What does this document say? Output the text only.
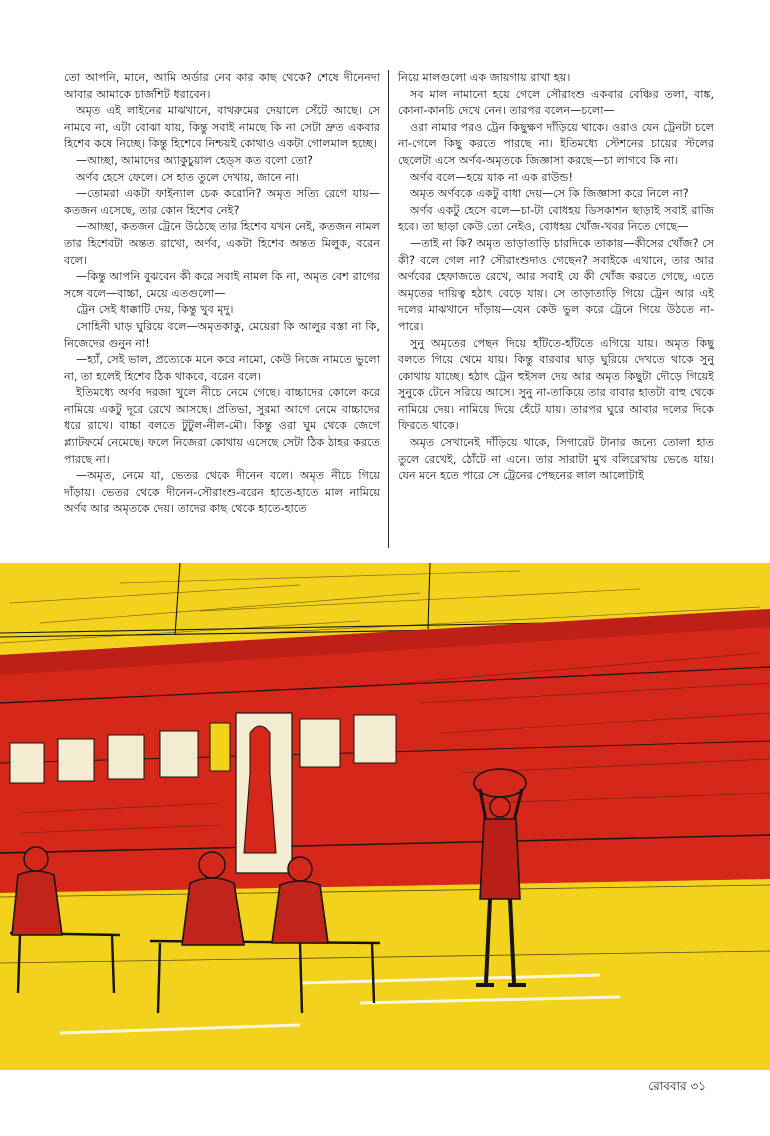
তো আপনি, মানে, আমি অর্ডার নেব কার কাছ থেকে? শেষে দীনেনদা আবার আমাকে চার্জশিট ধরাবেন।

অমৃত এই লাইনের মাঝখানে, বাথরুমের দেয়ালে সেঁটে আছে। সে নামবে না, এটা বোঝা যায়, কিন্তু সবাই নামছে কি না সেটা দ্রুত একবার হিশেব কষে নিচ্ছে। কিন্তু হিশেবে নিশ্চয়ই কোথাও একটা গোলমাল হচ্ছে।

—আচ্ছা, আমাদের অ্যাকুচুয়াল হেড্‌স কত বলো তো?

অর্ণব হেসে ফেলে। সে হাত তুলে দেখায়, জানে না।

—তোমরা একটা ফাইন্যাল চেক করোনি? অমৃত সত্যি রেগে যায়—কতজন এসেছে, তার কোন হিশেব নেই?

—আচ্ছা, কতজন ট্রেনে উঠেছে তার হিশেব যখন নেই, কতজন নামল তার হিশেবটা অন্তত রাখো, অর্ণব, একটা হিশেব অন্তত মিলুক, বরেন বলে।

—কিন্তু আপনি বুঝবেন কী করে সবাই নামল কি না, অমৃত বেশ রাগের সঙ্গে বলে—বাচ্চা, মেয়ে এতগুলো—

ট্রেন সেই ধাক্কাটি দেয়, কিন্তু খুব মৃদু।

সোহিনী ঘাড় ঘুরিয়ে বলে—অমৃতকাকু, মেয়েরা কি আলুর বস্তা না কি, নিজেদের গুনুন না!

—হ্যাঁ, সেই ভাল, প্রত্যেকে মনে করে নামো, কেউ নিজে নামতে ভুলো না, তা হলেই হিশেব ঠিক থাকবে, বরেন বলে।

ইতিমধ্যে অর্ণব দরজা খুলে নীচে নেমে গেছে। বাচ্চাদের কোলে করে নামিয়ে একটু দূরে রেখে আসছে। প্রতিভা, সুরমা আগে নেমে বাচ্চাদের ধরে রাখে। বাচ্চা বলতে টুটুল-নীল-মৌ। কিন্তু ওরা ঘুম থেকে জেগে প্ল্যাটফর্মে নেমেছে। ফলে নিজেরা কোথায় এসেছে সেটা ঠিক ঠাহর করতে পারছে না।

—অমৃত, নেমে যা, ভেতর থেকে দীনেন বলে। অমৃত নীচে গিয়ে দাঁড়ায়। ভেতর থেকে দীনেন-সৌরাংশু-বরেন হাতে-হাতে মাল নামিয়ে অর্ণব আর অমৃতকে দেয়। তাদের কাছ থেকে হাতে-হাতে

নিয়ে মালগুলো এক জায়গায় রাখা হয়।

সব মাল নামানো হয়ে গেলে সৌরাংশু একবার বেঞ্চির তলা, বাঙ্ক, কোনা-কানচি দেখে নেন। তারপর বলেন—চলো—

ওরা নামার পরও ট্রেন কিছুক্ষণ দাঁড়িয়ে থাকে। ওরাও যেন ট্রেনটা চলে না-গেলে কিছু করতে পারছে না। ইতিমধ্যে স্টেশনের চায়ের স্টলের ছেলেটা এসে অর্ণব-অমৃতকে জিজ্ঞাসা করছে—চা লাগবে কি না।

অর্ণব বলে—হয়ে যাক না এক রাউন্ড!

অমৃত অর্ণবকে একটু বাধা দেয়—সে কি জিজ্ঞাসা করে নিলে না?

অর্ণব একটু হেসে বলে—চা-টা বোধহয় ডিসকাশন ছাড়াই সবাই রাজি হবে। তা ছাড়া কেউ তো নেইও, বোধহয় খোঁজ-খবর নিতে গেছে—

—তাই না কি? অমৃত তাড়াতাড়ি চারদিকে তাকায়—কীসের খোঁজ? সে কী? বলে গেল না? সৌরাংশুদাও গেছেন? সবাইকে এখানে, তার আর অর্ণবের হেফাজতে রেখে, আর সবাই যে কী খোঁজ করতে গেছে, এতে অমৃতের দায়িত্ব হঠাৎ বেড়ে যায়। সে তাড়াতাড়ি গিয়ে ট্রেন আর এই দলের মাঝখানে দাঁড়ায়—যেন কেউ ভুল করে ট্রেনে গিয়ে উঠতে না-পারে।

সুনু অমৃতের পেছন দিয়ে হাঁটতে-হাঁটতে এগিয়ে যায়। অমৃত কিছু বলতে গিয়ে থেমে যায়। কিন্তু বারবার ঘাড় ঘুরিয়ে দেখতে থাকে সুনু কোথায় যাচ্ছে। হঠাৎ ট্রেন হুইসল দেয় আর অমৃত কিছুটা দৌড়ে গিয়েই সুনুকে টেনে সরিয়ে আসে। সুনু না-তাকিয়ে তার বাবার হাতটা বাহু থেকে নামিয়ে দেয়। নামিয়ে দিয়ে হেঁটে যায়। তারপর ঘুরে আবার দলের দিকে ফিরতে থাকে।

অমৃত সেখানেই দাঁড়িয়ে থাকে, সিগারেট টানার জন্যে তোলা হাত তুলে রেখেই, ঠোঁটে না এনে। তার সারাটা মুখ বলিরেখায় ভেঙে যায়। যেন মনে হতে পারে সে ট্রেনের পেছনের লাল আলোটাই

রোববার ৩১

○ ○ ○

◆ **Directions for this task**:
In the material above, how many lines hold the word "কতজন"? Say only the number.

◆ **Correct answer**:
2